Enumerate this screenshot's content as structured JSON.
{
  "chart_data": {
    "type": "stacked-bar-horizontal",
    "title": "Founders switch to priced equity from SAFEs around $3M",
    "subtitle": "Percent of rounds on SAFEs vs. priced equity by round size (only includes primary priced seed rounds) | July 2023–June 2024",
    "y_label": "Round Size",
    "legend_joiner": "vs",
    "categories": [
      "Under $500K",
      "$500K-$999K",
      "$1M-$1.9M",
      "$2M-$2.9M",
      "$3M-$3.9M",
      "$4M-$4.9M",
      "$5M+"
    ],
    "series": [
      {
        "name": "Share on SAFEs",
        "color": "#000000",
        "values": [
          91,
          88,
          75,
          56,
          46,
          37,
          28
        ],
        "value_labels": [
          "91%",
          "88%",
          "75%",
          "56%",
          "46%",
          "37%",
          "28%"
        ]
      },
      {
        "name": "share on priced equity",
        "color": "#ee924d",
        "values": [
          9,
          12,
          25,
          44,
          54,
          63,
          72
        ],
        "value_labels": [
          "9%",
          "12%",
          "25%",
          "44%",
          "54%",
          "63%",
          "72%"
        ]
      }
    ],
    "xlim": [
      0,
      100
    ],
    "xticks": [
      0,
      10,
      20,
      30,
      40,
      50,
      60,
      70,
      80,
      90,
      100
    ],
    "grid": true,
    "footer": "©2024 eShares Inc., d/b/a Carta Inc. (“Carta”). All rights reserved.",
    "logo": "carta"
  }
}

::::::::

▶ _SET EXERCISE_: Please set down the whole listing above without altering a single line.

▶ _ANSWER TO THIS TASK_:
Enumerate this screenshot's content as structured JSON.
{
  "chart_data": {
    "type": "stacked-bar-horizontal",
    "title": "Founders switch to priced equity from SAFEs around $3M",
    "subtitle": "Percent of rounds on SAFEs vs. priced equity by round size (only includes primary priced seed rounds) | July 2023–June 2024",
    "y_label": "Round Size",
    "legend_joiner": "vs",
    "categories": [
      "Under $500K",
      "$500K-$999K",
      "$1M-$1.9M",
      "$2M-$2.9M",
      "$3M-$3.9M",
      "$4M-$4.9M",
      "$5M+"
    ],
    "series": [
      {
        "name": "Share on SAFEs",
        "color": "#000000",
        "values": [
          91,
          88,
          75,
          56,
          46,
          37,
          28
        ],
        "value_labels": [
          "91%",
          "88%",
          "75%",
          "56%",
          "46%",
          "37%",
          "28%"
        ]
      },
      {
        "name": "share on priced equity",
        "color": "#ee924d",
        "values": [
          9,
          12,
          25,
          44,
          54,
          63,
          72
        ],
        "value_labels": [
          "9%",
          "12%",
          "25%",
          "44%",
          "54%",
          "63%",
          "72%"
        ]
      }
    ],
    "xlim": [
      0,
      100
    ],
    "xticks": [
      0,
      10,
      20,
      30,
      40,
      50,
      60,
      70,
      80,
      90,
      100
    ],
    "grid": true,
    "footer": "©2024 eShares Inc., d/b/a Carta Inc. (“Carta”). All rights reserved.",
    "logo": "carta"
  }
}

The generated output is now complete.